■ O que fazer: Reproduza fielmente todo o trecho do texto sobre a menopausa que vai de "Por que a menopausa" até "cardiovascular e o sono.".

■ Texto para leitura:
=-=-=
A menopausa não chega de um dia para o outro. Antes da última menstruação, o corpo passa por uma fase de transição que pode durar anos, chamada de climatério ou perimenopausa. Nesse período, os hormônios começam a oscilar e sintomas como cansaço, insônia e ansiedade podem aparecer sem explicação aparente. Três exames de sangue ajudam o médico a entender em que ponto dessa transição a mulher está: FSH, estradiol e hormônio antimülleriano (AMH).
Por que a menopausa dá sinais anos antes
A menopausa é confirmada quando a mulher passa 12 meses seguidos sem menstruar, em geral entre os 45 e os 55 anos. Mas a queda da função dos ovários é gradual. Na fase de transição, a produção de hormônios fica irregular, o que explica ciclos menstruais que mudam de duração e sintomas que vão e voltam.
- Ondas de calor e suor noturno
- Insônia e sono fragmentado
- Alterações de humor, irritabilidade e ansiedade
- Cansaço e dificuldade de concentração
- Ciclos menstruais mais curtos, mais longos ou irregulares
Reconhecer esses sinais cedo permite acompanhar a transição com mais conforto e planejar cuidados com a saúde óssea, cardiovascular e o sono.
=-=-=
■ Dados:
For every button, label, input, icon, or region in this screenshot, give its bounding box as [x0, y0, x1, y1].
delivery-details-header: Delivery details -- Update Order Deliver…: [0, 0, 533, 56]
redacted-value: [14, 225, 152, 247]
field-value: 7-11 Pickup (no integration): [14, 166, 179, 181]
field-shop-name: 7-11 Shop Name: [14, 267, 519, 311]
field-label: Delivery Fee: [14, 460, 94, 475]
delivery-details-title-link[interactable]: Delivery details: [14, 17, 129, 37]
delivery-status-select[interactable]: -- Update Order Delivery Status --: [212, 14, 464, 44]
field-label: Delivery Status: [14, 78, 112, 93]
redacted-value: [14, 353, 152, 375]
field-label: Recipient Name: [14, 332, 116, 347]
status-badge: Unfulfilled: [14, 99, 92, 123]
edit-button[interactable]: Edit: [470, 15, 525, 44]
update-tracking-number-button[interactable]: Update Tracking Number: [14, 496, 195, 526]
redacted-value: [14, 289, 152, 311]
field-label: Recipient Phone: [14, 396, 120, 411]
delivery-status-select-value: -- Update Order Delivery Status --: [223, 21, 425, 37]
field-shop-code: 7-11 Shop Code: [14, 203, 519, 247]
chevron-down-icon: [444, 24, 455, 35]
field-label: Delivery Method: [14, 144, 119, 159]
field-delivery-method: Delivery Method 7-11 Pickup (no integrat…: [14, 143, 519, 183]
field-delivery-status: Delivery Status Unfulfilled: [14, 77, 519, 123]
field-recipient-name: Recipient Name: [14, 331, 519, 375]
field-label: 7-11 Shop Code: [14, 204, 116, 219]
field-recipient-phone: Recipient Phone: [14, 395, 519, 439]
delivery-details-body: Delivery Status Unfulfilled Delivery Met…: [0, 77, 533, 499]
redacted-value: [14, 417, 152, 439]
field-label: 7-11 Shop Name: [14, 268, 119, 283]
=-=-=
■ Resposta:
Por que a menopausa dá sinais anos antes
A menopausa é confirmada quando a mulher passa 12 meses seguidos sem menstruar, em geral entre os 45 e os 55 anos. Mas a queda da função dos ovários é gradual. Na fase de transição, a produção de hormônios fica irregular, o que explica ciclos menstruais que mudam de duração e sintomas que vão e voltam.
- Ondas de calor e suor noturno
- Insônia e sono fragmentado
- Alterações de humor, irritabilidade e ansiedade
- Cansaço e dificuldade de concentração
- Ciclos menstruais mais curtos, mais longos ou irregulares
Reconhecer esses sinais cedo permite acompanhar a transição com mais conforto e planejar cuidados com a saúde óssea, cardiovascular e o sono.